=== TO BE DONE ===
List all lines of the data that include the string "GOODS".

[Records about charts and figures]
>>>>>

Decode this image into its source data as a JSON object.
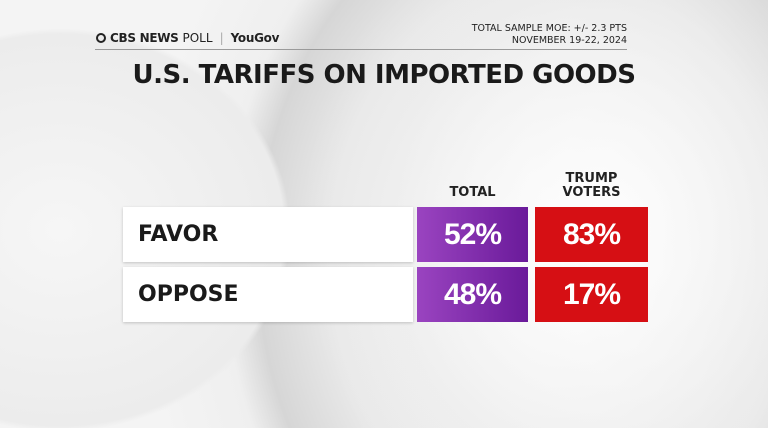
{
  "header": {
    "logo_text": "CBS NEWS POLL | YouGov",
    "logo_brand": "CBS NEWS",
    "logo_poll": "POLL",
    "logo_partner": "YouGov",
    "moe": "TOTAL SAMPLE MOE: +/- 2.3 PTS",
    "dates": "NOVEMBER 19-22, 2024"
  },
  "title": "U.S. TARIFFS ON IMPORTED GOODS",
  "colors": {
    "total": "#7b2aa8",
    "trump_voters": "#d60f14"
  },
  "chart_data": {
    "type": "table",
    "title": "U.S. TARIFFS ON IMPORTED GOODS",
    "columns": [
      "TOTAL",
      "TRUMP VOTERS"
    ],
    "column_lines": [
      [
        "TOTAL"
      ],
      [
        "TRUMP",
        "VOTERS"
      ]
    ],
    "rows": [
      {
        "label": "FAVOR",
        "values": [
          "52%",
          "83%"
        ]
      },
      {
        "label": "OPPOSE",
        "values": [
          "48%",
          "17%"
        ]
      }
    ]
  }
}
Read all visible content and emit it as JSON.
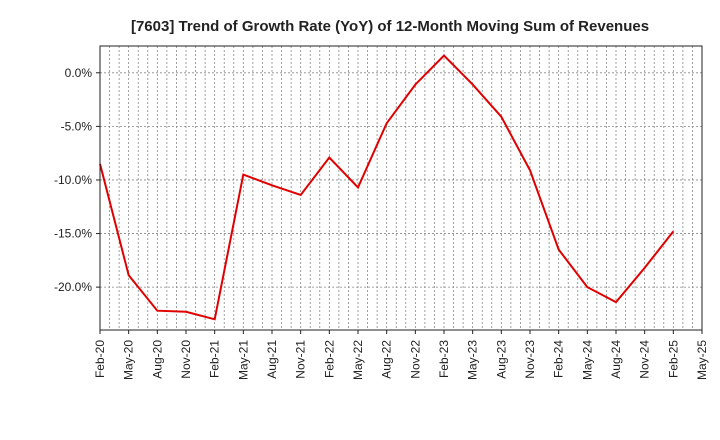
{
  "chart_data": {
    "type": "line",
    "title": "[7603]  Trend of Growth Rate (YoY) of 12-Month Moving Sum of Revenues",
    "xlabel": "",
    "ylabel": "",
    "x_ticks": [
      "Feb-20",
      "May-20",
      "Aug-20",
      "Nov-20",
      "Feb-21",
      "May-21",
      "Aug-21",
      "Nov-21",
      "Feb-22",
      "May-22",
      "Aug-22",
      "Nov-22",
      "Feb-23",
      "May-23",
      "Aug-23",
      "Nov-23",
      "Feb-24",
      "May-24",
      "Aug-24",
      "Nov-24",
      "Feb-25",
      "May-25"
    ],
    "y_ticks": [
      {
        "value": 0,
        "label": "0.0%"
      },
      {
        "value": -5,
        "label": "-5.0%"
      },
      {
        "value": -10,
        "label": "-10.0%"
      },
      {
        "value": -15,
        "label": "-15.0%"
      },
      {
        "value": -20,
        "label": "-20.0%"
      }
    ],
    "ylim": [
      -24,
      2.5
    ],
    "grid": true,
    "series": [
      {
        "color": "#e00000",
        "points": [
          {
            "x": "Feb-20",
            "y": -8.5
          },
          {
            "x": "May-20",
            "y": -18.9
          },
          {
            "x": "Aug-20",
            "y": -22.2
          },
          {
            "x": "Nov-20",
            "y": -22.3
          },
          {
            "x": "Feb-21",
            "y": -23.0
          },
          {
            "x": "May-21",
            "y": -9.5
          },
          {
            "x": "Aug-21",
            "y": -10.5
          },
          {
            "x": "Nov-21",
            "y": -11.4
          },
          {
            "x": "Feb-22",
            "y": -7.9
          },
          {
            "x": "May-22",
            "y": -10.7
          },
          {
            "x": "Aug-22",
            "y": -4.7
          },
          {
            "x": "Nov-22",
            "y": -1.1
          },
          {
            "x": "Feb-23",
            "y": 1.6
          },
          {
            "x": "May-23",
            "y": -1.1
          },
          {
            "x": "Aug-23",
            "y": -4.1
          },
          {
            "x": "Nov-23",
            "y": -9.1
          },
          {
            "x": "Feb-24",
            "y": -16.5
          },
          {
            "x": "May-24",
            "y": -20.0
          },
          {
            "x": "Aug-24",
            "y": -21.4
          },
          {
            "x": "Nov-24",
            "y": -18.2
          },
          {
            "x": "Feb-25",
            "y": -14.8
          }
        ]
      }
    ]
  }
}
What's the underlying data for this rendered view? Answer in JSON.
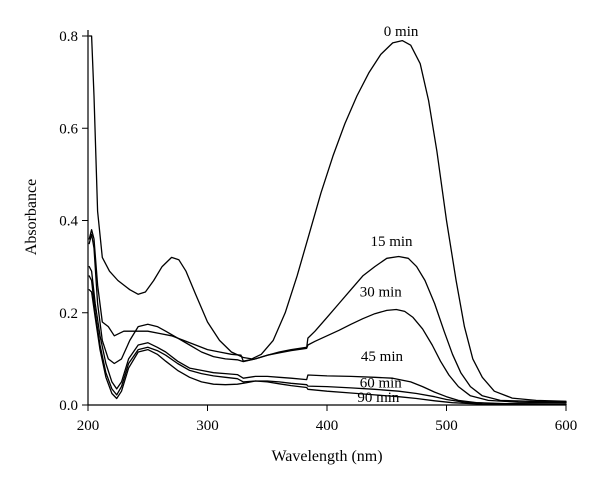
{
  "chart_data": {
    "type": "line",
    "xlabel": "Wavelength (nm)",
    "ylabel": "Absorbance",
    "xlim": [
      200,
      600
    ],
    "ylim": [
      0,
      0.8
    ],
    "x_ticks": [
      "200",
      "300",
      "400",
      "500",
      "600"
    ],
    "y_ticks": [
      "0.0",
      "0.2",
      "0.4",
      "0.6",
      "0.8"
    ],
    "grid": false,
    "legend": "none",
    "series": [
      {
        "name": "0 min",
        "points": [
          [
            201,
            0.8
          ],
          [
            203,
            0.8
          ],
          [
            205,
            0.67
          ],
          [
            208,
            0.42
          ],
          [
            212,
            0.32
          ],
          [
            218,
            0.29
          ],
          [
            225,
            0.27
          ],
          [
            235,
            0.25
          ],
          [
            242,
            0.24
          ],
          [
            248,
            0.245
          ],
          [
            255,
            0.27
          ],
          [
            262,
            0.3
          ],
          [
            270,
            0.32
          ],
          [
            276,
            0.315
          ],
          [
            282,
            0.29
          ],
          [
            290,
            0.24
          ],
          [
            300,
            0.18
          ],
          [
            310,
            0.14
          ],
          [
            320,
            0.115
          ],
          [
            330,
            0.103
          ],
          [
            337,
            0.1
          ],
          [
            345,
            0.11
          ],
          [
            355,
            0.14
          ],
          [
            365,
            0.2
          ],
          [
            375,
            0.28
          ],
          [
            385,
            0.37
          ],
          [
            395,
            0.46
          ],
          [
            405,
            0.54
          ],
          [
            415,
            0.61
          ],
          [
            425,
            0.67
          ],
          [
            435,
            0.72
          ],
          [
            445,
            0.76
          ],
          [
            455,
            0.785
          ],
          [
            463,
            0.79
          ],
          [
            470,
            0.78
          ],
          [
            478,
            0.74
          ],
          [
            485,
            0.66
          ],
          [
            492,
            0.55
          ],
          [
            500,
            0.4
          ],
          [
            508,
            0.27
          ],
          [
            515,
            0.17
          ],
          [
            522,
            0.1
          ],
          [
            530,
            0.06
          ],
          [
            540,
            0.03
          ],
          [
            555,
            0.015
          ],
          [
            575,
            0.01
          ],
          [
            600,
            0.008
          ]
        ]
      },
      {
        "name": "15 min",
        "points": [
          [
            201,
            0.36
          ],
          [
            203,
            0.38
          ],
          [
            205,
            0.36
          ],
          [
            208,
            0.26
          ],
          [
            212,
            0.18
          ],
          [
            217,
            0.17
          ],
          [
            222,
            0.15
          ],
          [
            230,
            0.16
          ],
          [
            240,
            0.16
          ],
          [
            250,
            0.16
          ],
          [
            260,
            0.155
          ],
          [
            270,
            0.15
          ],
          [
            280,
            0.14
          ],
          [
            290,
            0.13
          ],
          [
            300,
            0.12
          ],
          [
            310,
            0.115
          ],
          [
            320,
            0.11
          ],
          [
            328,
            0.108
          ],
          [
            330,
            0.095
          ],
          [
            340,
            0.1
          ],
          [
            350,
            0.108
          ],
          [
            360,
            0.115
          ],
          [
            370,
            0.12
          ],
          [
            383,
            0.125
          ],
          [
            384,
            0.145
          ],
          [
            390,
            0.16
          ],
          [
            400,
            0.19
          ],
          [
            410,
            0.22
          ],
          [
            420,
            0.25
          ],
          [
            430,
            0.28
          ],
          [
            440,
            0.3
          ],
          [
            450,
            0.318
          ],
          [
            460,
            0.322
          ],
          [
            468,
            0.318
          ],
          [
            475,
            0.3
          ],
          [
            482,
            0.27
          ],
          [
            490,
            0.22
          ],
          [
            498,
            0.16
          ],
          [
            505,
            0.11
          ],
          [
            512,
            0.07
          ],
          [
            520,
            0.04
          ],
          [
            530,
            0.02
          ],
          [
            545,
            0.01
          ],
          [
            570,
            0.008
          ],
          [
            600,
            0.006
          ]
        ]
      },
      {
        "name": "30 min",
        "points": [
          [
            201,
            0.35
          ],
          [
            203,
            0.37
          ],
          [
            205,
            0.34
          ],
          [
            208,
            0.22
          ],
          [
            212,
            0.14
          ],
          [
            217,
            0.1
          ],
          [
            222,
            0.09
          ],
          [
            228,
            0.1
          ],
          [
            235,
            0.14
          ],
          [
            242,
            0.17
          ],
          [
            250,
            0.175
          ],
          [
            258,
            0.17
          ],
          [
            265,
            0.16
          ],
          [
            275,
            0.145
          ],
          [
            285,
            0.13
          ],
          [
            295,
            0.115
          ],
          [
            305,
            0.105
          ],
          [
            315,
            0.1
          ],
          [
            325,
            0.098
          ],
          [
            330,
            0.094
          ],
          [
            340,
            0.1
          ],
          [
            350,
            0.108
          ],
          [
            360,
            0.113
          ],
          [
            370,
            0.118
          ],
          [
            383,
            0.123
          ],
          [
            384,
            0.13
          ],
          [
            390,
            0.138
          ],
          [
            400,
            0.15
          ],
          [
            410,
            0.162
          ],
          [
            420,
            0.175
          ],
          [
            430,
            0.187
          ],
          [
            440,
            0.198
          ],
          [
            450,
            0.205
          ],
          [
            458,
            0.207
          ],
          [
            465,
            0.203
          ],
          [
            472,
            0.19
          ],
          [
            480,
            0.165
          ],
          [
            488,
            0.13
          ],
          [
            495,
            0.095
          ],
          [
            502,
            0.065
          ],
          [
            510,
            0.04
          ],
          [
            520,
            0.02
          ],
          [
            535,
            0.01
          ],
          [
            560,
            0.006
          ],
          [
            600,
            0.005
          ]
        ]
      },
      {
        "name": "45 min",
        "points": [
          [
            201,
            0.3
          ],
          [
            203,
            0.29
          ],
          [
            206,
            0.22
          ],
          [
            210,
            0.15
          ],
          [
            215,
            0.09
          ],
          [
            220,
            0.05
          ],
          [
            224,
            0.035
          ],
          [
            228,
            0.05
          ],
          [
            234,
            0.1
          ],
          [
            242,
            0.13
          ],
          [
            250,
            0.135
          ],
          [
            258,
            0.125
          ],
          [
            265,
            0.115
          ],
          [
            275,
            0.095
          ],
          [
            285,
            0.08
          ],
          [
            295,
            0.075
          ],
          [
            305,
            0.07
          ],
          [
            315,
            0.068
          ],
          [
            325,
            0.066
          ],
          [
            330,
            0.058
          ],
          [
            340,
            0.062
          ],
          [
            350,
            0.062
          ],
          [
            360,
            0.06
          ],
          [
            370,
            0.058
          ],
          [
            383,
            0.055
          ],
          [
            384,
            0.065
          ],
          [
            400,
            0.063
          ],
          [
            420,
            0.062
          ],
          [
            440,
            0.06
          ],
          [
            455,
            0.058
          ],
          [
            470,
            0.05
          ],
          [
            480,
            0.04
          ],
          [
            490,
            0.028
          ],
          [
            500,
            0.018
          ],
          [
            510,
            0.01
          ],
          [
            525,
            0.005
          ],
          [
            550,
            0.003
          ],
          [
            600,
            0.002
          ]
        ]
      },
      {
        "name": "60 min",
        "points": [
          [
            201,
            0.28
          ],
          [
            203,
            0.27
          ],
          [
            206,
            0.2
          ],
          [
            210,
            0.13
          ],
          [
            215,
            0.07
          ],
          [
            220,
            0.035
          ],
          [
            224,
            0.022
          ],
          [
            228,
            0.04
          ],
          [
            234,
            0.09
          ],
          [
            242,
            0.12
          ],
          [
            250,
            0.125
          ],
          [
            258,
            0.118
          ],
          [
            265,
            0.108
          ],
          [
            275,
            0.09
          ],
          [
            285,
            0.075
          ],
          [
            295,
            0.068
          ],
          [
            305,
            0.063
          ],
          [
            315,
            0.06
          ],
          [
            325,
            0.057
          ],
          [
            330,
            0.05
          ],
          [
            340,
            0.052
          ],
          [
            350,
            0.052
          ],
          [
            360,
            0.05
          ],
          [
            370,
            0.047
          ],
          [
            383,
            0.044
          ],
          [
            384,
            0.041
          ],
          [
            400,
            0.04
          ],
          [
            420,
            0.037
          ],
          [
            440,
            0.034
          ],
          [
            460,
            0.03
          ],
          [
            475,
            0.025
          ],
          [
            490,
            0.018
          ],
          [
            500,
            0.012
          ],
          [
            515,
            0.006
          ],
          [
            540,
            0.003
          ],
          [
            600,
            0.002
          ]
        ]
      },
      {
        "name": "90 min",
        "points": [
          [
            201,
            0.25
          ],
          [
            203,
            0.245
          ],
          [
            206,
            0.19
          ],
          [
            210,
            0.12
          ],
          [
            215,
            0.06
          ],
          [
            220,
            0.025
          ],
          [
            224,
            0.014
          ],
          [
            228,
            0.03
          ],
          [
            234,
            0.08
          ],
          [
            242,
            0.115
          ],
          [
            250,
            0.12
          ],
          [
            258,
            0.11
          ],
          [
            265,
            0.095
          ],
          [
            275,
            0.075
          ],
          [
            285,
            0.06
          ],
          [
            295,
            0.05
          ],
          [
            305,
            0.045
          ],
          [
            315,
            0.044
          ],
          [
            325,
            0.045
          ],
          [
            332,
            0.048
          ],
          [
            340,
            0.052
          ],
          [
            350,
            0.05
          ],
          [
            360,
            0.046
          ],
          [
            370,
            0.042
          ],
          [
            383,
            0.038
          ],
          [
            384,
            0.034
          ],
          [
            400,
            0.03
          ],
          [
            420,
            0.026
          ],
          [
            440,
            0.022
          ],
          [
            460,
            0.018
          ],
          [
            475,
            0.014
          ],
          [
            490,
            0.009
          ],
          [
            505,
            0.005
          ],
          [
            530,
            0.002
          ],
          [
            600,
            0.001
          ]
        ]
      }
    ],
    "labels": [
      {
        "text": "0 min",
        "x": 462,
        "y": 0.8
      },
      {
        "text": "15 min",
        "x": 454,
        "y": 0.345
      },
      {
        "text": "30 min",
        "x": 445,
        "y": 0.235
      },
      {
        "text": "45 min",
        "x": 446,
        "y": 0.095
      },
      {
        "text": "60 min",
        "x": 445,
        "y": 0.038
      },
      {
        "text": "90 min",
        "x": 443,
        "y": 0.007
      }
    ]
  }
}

<<<<<

=== TASK SOLUTION ===
  "title": "U.S. TARIFFS ON IMPORTED GOODS",
    "title": "U.S. TARIFFS ON IMPORTED GOODS",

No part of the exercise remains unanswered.